■ INPUT:
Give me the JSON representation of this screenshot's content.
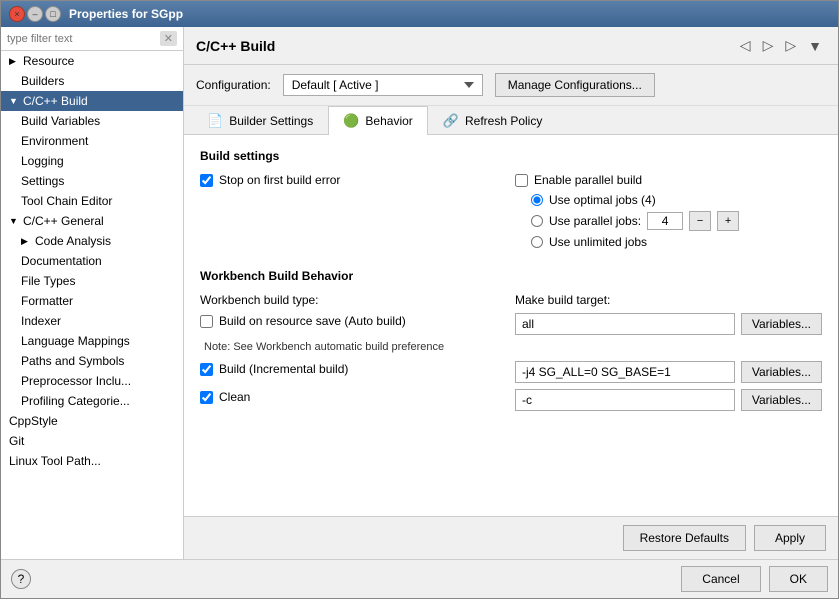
{
  "dialog": {
    "title": "Properties for SGpp"
  },
  "title_bar": {
    "close_label": "×",
    "minimize_label": "–",
    "maximize_label": "□"
  },
  "filter": {
    "placeholder": "type filter text"
  },
  "sidebar": {
    "items": [
      {
        "id": "resource",
        "label": "Resource",
        "level": 0,
        "expandable": true
      },
      {
        "id": "builders",
        "label": "Builders",
        "level": 1,
        "expandable": false
      },
      {
        "id": "cpp-build",
        "label": "C/C++ Build",
        "level": 0,
        "expandable": true,
        "selected": true
      },
      {
        "id": "build-variables",
        "label": "Build Variables",
        "level": 1,
        "expandable": false
      },
      {
        "id": "environment",
        "label": "Environment",
        "level": 1,
        "expandable": false
      },
      {
        "id": "logging",
        "label": "Logging",
        "level": 1,
        "expandable": false
      },
      {
        "id": "settings",
        "label": "Settings",
        "level": 1,
        "expandable": false
      },
      {
        "id": "tool-chain-editor",
        "label": "Tool Chain Editor",
        "level": 1,
        "expandable": false
      },
      {
        "id": "cpp-general",
        "label": "C/C++ General",
        "level": 0,
        "expandable": true
      },
      {
        "id": "code-analysis",
        "label": "Code Analysis",
        "level": 1,
        "expandable": true
      },
      {
        "id": "documentation",
        "label": "Documentation",
        "level": 1,
        "expandable": false
      },
      {
        "id": "file-types",
        "label": "File Types",
        "level": 1,
        "expandable": false
      },
      {
        "id": "formatter",
        "label": "Formatter",
        "level": 1,
        "expandable": false
      },
      {
        "id": "indexer",
        "label": "Indexer",
        "level": 1,
        "expandable": false
      },
      {
        "id": "language-mappings",
        "label": "Language Mappings",
        "level": 1,
        "expandable": false
      },
      {
        "id": "paths-and-symbols",
        "label": "Paths and Symbols",
        "level": 1,
        "expandable": false
      },
      {
        "id": "preprocessor-includes",
        "label": "Preprocessor Inclu...",
        "level": 1,
        "expandable": false
      },
      {
        "id": "profiling-categories",
        "label": "Profiling Categorie...",
        "level": 1,
        "expandable": false
      },
      {
        "id": "cppstyle",
        "label": "CppStyle",
        "level": 0,
        "expandable": false
      },
      {
        "id": "git",
        "label": "Git",
        "level": 0,
        "expandable": false
      },
      {
        "id": "linux-tool-path",
        "label": "Linux Tool Path...",
        "level": 0,
        "expandable": false
      }
    ]
  },
  "panel": {
    "title": "C/C++ Build",
    "config_label": "Configuration:",
    "config_value": "Default [ Active ]",
    "manage_btn": "Manage Configurations...",
    "tabs": [
      {
        "id": "builder-settings",
        "label": "Builder Settings",
        "icon": "📄"
      },
      {
        "id": "behavior",
        "label": "Behavior",
        "icon": "🟢",
        "active": true
      },
      {
        "id": "refresh-policy",
        "label": "Refresh Policy",
        "icon": "🔗"
      }
    ]
  },
  "build_settings": {
    "title": "Build settings",
    "stop_on_error_checked": true,
    "stop_on_error_label": "Stop on first build error",
    "enable_parallel_checked": false,
    "enable_parallel_label": "Enable parallel build",
    "use_optimal_checked": true,
    "use_optimal_label": "Use optimal jobs (4)",
    "use_parallel_checked": false,
    "use_parallel_label": "Use parallel jobs:",
    "parallel_jobs_value": "4",
    "use_unlimited_checked": false,
    "use_unlimited_label": "Use unlimited jobs"
  },
  "workbench": {
    "title": "Workbench Build Behavior",
    "type_label": "Workbench build type:",
    "target_label": "Make build target:",
    "auto_build_checked": false,
    "auto_build_label": "Build on resource save (Auto build)",
    "auto_build_target": "all",
    "note": "Note: See Workbench automatic build preference",
    "incremental_checked": true,
    "incremental_label": "Build (Incremental build)",
    "incremental_target": "-j4 SG_ALL=0 SG_BASE=1",
    "clean_checked": true,
    "clean_label": "Clean",
    "clean_target": "-c",
    "variables_btn": "Variables..."
  },
  "buttons": {
    "restore_defaults": "Restore Defaults",
    "apply": "Apply",
    "cancel": "Cancel",
    "ok": "OK",
    "help": "?"
  }
}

■ THE EXERCISE: The entries above should be reproduced exactly, without their pictures.

■ OUTPUT OF THE TASK:
Give me the JSON representation of this screenshot's content.
{
  "dialog": {
    "title": "Properties for SGpp"
  },
  "title_bar": {
    "close_label": "×",
    "minimize_label": "–",
    "maximize_label": "□"
  },
  "filter": {
    "placeholder": "type filter text"
  },
  "sidebar": {
    "items": [
      {
        "id": "resource",
        "label": "Resource",
        "level": 0,
        "expandable": true
      },
      {
        "id": "builders",
        "label": "Builders",
        "level": 1,
        "expandable": false
      },
      {
        "id": "cpp-build",
        "label": "C/C++ Build",
        "level": 0,
        "expandable": true,
        "selected": true
      },
      {
        "id": "build-variables",
        "label": "Build Variables",
        "level": 1,
        "expandable": false
      },
      {
        "id": "environment",
        "label": "Environment",
        "level": 1,
        "expandable": false
      },
      {
        "id": "logging",
        "label": "Logging",
        "level": 1,
        "expandable": false
      },
      {
        "id": "settings",
        "label": "Settings",
        "level": 1,
        "expandable": false
      },
      {
        "id": "tool-chain-editor",
        "label": "Tool Chain Editor",
        "level": 1,
        "expandable": false
      },
      {
        "id": "cpp-general",
        "label": "C/C++ General",
        "level": 0,
        "expandable": true
      },
      {
        "id": "code-analysis",
        "label": "Code Analysis",
        "level": 1,
        "expandable": true
      },
      {
        "id": "documentation",
        "label": "Documentation",
        "level": 1,
        "expandable": false
      },
      {
        "id": "file-types",
        "label": "File Types",
        "level": 1,
        "expandable": false
      },
      {
        "id": "formatter",
        "label": "Formatter",
        "level": 1,
        "expandable": false
      },
      {
        "id": "indexer",
        "label": "Indexer",
        "level": 1,
        "expandable": false
      },
      {
        "id": "language-mappings",
        "label": "Language Mappings",
        "level": 1,
        "expandable": false
      },
      {
        "id": "paths-and-symbols",
        "label": "Paths and Symbols",
        "level": 1,
        "expandable": false
      },
      {
        "id": "preprocessor-includes",
        "label": "Preprocessor Inclu...",
        "level": 1,
        "expandable": false
      },
      {
        "id": "profiling-categories",
        "label": "Profiling Categorie...",
        "level": 1,
        "expandable": false
      },
      {
        "id": "cppstyle",
        "label": "CppStyle",
        "level": 0,
        "expandable": false
      },
      {
        "id": "git",
        "label": "Git",
        "level": 0,
        "expandable": false
      },
      {
        "id": "linux-tool-path",
        "label": "Linux Tool Path...",
        "level": 0,
        "expandable": false
      }
    ]
  },
  "panel": {
    "title": "C/C++ Build",
    "config_label": "Configuration:",
    "config_value": "Default [ Active ]",
    "manage_btn": "Manage Configurations...",
    "tabs": [
      {
        "id": "builder-settings",
        "label": "Builder Settings",
        "icon": "📄"
      },
      {
        "id": "behavior",
        "label": "Behavior",
        "icon": "🟢",
        "active": true
      },
      {
        "id": "refresh-policy",
        "label": "Refresh Policy",
        "icon": "🔗"
      }
    ]
  },
  "build_settings": {
    "title": "Build settings",
    "stop_on_error_checked": true,
    "stop_on_error_label": "Stop on first build error",
    "enable_parallel_checked": false,
    "enable_parallel_label": "Enable parallel build",
    "use_optimal_checked": true,
    "use_optimal_label": "Use optimal jobs (4)",
    "use_parallel_checked": false,
    "use_parallel_label": "Use parallel jobs:",
    "parallel_jobs_value": "4",
    "use_unlimited_checked": false,
    "use_unlimited_label": "Use unlimited jobs"
  },
  "workbench": {
    "title": "Workbench Build Behavior",
    "type_label": "Workbench build type:",
    "target_label": "Make build target:",
    "auto_build_checked": false,
    "auto_build_label": "Build on resource save (Auto build)",
    "auto_build_target": "all",
    "note": "Note: See Workbench automatic build preference",
    "incremental_checked": true,
    "incremental_label": "Build (Incremental build)",
    "incremental_target": "-j4 SG_ALL=0 SG_BASE=1",
    "clean_checked": true,
    "clean_label": "Clean",
    "clean_target": "-c",
    "variables_btn": "Variables..."
  },
  "buttons": {
    "restore_defaults": "Restore Defaults",
    "apply": "Apply",
    "cancel": "Cancel",
    "ok": "OK",
    "help": "?"
  }
}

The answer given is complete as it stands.